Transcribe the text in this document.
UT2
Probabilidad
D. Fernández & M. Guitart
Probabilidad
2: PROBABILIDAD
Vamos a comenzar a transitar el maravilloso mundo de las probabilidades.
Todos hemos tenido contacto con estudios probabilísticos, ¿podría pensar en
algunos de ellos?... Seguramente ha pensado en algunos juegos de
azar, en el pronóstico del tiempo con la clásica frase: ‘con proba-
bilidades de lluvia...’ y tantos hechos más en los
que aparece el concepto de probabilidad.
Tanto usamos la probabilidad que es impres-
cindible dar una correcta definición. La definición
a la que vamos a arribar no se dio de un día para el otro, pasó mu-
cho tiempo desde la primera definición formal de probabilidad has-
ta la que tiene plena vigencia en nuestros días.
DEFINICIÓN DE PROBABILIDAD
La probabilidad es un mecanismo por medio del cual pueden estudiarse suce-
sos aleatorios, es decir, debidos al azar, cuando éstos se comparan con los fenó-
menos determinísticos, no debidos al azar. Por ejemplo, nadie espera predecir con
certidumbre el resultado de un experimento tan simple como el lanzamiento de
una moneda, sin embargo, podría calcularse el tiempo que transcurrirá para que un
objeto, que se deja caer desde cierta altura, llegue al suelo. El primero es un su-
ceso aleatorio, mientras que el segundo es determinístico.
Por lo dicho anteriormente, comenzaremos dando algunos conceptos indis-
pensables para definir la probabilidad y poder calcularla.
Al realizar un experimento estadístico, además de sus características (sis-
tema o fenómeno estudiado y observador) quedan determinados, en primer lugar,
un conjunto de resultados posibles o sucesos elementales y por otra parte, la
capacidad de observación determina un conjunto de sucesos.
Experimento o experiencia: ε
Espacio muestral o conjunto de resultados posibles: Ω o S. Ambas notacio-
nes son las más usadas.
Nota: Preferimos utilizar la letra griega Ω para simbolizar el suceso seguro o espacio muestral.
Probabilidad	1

SET TASK:
Exactly as written above, please repeat the entries.

WRITTEN ANSWER:
Transcribe the text in this document.
UT2
Probabilidad
D. Fernández & M. Guitart
Probabilidad
2: PROBABILIDAD
Vamos a comenzar a transitar el maravilloso mundo de las probabilidades.
Todos hemos tenido contacto con estudios probabilísticos, ¿podría pensar en
algunos de ellos?... Seguramente ha pensado en algunos juegos de
azar, en el pronóstico del tiempo con la clásica frase: ‘con proba-
bilidades de lluvia...’ y tantos hechos más en los
que aparece el concepto de probabilidad.
Tanto usamos la probabilidad que es impres-
cindible dar una correcta definición. La definición
a la que vamos a arribar no se dio de un día para el otro, pasó mu-
cho tiempo desde la primera definición formal de probabilidad has-
ta la que tiene plena vigencia en nuestros días.
DEFINICIÓN DE PROBABILIDAD
La probabilidad es un mecanismo por medio del cual pueden estudiarse suce-
sos aleatorios, es decir, debidos al azar, cuando éstos se comparan con los fenó-
menos determinísticos, no debidos al azar. Por ejemplo, nadie espera predecir con
certidumbre el resultado de un experimento tan simple como el lanzamiento de
una moneda, sin embargo, podría calcularse el tiempo que transcurrirá para que un
objeto, que se deja caer desde cierta altura, llegue al suelo. El primero es un su-
ceso aleatorio, mientras que el segundo es determinístico.
Por lo dicho anteriormente, comenzaremos dando algunos conceptos indis-
pensables para definir la probabilidad y poder calcularla.
Al realizar un experimento estadístico, además de sus características (sis-
tema o fenómeno estudiado y observador) quedan determinados, en primer lugar,
un conjunto de resultados posibles o sucesos elementales y por otra parte, la
capacidad de observación determina un conjunto de sucesos.
Experimento o experiencia: ε
Espacio muestral o conjunto de resultados posibles: Ω o S. Ambas notacio-
nes son las más usadas.
Nota: Preferimos utilizar la letra griega Ω para simbolizar el suceso seguro o espacio muestral.
Probabilidad	1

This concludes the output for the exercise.